● WRITTEN EXERCISE
State how many lines in the items below contain the string "left", with case counting, and reply with the number alone.

● INPUT FOR THIS TASK
start

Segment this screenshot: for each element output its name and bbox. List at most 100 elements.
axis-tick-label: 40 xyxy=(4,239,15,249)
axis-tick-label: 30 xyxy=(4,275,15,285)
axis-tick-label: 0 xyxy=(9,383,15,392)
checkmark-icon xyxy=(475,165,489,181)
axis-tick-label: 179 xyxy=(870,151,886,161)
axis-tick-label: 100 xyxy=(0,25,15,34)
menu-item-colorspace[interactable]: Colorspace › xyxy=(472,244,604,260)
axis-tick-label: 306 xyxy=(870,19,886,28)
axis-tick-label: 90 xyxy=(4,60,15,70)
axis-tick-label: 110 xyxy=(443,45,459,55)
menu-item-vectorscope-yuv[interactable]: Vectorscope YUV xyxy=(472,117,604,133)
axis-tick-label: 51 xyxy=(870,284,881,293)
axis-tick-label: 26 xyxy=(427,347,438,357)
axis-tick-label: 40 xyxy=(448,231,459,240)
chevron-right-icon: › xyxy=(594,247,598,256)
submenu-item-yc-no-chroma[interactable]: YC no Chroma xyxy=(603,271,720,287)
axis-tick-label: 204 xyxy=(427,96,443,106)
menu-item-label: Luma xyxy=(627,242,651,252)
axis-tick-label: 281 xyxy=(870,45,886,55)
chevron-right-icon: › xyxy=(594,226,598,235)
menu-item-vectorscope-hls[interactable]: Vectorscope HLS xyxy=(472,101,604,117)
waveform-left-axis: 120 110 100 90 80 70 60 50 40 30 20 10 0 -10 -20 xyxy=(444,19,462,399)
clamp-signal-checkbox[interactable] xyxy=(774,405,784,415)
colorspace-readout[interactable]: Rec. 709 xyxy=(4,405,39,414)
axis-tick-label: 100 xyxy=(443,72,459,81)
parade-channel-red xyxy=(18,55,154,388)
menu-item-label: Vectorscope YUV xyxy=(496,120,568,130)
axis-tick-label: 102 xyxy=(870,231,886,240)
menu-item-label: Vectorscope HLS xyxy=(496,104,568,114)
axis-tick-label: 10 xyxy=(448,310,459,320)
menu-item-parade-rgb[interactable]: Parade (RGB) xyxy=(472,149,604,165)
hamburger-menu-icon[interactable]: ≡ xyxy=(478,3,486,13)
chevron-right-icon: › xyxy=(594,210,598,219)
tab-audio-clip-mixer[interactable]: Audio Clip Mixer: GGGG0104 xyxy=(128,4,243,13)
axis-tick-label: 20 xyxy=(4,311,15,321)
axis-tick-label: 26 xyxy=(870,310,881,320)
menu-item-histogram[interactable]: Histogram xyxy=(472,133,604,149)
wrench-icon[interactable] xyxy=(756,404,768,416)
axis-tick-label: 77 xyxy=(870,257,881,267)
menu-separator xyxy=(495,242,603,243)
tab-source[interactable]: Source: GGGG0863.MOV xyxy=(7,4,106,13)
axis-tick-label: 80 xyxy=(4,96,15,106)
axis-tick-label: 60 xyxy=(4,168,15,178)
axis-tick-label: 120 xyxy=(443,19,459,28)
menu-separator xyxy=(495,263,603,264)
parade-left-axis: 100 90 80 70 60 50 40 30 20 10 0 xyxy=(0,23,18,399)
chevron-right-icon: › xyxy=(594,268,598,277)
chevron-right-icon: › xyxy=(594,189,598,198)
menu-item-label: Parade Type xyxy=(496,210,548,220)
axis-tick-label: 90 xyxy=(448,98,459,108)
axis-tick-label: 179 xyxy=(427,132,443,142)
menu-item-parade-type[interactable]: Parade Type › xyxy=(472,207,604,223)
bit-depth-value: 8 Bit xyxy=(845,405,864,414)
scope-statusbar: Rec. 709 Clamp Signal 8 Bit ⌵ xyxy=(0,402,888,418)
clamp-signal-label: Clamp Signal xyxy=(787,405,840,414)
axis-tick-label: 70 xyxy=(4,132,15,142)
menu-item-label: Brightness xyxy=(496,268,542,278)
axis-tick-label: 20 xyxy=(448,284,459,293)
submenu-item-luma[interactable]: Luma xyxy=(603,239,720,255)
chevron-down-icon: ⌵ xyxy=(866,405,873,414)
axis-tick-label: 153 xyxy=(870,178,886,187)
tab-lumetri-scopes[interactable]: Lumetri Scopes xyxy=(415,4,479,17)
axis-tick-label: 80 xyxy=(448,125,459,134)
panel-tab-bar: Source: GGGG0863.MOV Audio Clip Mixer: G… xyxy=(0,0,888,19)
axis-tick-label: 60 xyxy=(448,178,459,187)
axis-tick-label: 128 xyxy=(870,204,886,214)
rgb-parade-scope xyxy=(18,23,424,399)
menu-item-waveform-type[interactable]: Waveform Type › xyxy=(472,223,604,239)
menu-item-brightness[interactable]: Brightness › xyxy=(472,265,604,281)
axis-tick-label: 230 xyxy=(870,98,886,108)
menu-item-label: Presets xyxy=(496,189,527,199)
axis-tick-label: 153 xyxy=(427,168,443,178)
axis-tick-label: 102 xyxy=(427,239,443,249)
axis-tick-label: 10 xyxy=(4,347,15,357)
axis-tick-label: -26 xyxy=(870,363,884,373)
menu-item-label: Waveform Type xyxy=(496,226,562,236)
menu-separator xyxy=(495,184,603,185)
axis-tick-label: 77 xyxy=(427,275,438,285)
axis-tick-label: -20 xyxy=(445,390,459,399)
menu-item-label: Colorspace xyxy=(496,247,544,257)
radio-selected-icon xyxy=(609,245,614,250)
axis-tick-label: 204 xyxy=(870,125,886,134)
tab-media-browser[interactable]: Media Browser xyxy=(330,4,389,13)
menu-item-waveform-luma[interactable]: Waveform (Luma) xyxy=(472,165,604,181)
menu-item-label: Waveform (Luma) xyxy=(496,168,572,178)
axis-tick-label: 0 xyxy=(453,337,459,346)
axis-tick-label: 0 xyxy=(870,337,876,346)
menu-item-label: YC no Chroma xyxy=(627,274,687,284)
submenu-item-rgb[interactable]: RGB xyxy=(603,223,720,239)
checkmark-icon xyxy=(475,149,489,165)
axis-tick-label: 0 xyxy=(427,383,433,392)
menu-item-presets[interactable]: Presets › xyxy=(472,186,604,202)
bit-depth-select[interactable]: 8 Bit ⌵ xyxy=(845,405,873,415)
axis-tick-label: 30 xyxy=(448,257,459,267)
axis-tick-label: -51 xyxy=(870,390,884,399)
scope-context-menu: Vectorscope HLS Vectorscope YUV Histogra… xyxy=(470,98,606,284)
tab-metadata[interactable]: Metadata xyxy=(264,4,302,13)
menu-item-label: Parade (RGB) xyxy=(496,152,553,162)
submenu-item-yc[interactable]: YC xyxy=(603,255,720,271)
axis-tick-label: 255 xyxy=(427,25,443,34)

end

● WRITTEN RESPONSE
2